Required work –
Draw out every line with the word "Cepheids" from the listing below.

■ ■ ■ ■ ■

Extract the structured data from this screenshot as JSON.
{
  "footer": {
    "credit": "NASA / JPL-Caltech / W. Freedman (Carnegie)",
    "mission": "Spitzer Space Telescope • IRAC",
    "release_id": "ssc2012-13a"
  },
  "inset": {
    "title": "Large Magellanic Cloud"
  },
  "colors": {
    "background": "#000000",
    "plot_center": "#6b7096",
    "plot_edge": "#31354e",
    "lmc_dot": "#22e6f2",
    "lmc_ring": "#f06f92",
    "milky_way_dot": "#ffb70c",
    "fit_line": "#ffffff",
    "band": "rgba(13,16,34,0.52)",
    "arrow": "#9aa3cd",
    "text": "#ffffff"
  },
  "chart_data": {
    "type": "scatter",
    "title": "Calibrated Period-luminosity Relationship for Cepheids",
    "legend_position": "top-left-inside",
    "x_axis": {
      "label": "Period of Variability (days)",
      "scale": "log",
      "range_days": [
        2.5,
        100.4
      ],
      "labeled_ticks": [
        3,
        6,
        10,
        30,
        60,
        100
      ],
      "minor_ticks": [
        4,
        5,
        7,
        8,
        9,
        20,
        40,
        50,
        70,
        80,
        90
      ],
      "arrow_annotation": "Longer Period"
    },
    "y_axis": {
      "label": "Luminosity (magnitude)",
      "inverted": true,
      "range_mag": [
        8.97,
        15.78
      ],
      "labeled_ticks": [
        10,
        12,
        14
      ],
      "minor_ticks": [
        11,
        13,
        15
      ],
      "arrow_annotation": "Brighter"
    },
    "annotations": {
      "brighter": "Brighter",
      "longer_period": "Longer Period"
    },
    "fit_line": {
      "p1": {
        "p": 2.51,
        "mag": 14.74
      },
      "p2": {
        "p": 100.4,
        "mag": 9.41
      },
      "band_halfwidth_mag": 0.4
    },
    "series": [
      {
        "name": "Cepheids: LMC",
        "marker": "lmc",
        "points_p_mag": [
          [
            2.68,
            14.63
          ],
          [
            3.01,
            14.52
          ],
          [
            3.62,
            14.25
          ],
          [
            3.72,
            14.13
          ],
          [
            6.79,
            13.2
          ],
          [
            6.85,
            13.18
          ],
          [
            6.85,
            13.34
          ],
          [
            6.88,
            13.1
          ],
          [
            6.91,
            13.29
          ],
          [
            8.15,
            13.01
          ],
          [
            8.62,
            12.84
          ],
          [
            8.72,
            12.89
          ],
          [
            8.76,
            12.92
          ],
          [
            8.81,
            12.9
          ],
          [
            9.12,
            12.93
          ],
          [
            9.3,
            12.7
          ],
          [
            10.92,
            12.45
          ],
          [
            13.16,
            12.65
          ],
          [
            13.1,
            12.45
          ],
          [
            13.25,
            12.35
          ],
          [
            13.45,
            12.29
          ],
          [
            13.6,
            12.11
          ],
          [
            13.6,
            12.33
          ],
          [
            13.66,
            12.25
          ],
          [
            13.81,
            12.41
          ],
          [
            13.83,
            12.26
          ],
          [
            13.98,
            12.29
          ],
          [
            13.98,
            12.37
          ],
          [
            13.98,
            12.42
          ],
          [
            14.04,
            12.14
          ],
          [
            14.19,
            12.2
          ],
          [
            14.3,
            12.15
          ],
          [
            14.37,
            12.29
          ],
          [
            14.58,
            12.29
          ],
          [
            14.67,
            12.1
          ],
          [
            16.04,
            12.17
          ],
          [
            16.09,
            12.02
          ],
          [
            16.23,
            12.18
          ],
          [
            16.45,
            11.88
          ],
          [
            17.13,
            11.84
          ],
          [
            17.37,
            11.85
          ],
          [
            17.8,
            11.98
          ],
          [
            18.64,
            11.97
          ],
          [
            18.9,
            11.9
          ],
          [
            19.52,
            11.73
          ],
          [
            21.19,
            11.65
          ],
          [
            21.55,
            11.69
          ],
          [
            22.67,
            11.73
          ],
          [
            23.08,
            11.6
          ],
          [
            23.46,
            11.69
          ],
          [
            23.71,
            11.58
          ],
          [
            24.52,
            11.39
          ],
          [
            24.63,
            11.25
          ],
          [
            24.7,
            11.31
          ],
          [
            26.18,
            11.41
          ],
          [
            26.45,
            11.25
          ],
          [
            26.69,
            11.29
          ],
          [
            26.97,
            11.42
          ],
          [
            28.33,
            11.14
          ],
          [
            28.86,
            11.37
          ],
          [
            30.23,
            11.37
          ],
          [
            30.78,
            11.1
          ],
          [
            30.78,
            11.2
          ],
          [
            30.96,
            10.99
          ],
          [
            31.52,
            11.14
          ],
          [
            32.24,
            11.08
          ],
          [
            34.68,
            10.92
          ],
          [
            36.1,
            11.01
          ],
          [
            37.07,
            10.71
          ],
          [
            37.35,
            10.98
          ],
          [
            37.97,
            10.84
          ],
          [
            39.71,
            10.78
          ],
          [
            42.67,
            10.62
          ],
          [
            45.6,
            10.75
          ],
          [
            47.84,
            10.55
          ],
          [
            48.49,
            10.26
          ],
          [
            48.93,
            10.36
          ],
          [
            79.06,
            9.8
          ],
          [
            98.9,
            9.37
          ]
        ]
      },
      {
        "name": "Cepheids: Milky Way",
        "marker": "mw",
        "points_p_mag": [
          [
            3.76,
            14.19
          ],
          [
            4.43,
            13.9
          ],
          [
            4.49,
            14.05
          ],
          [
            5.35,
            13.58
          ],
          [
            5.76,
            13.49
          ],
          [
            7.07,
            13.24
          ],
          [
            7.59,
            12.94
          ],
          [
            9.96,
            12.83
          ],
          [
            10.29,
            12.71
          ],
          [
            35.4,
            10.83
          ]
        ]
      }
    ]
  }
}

■ ■ ■ ■ ■

Response –
    "title": "Calibrated Period-luminosity Relationship for Cepheids",
        "name": "Cepheids: LMC",
        "name": "Cepheids: Milky Way",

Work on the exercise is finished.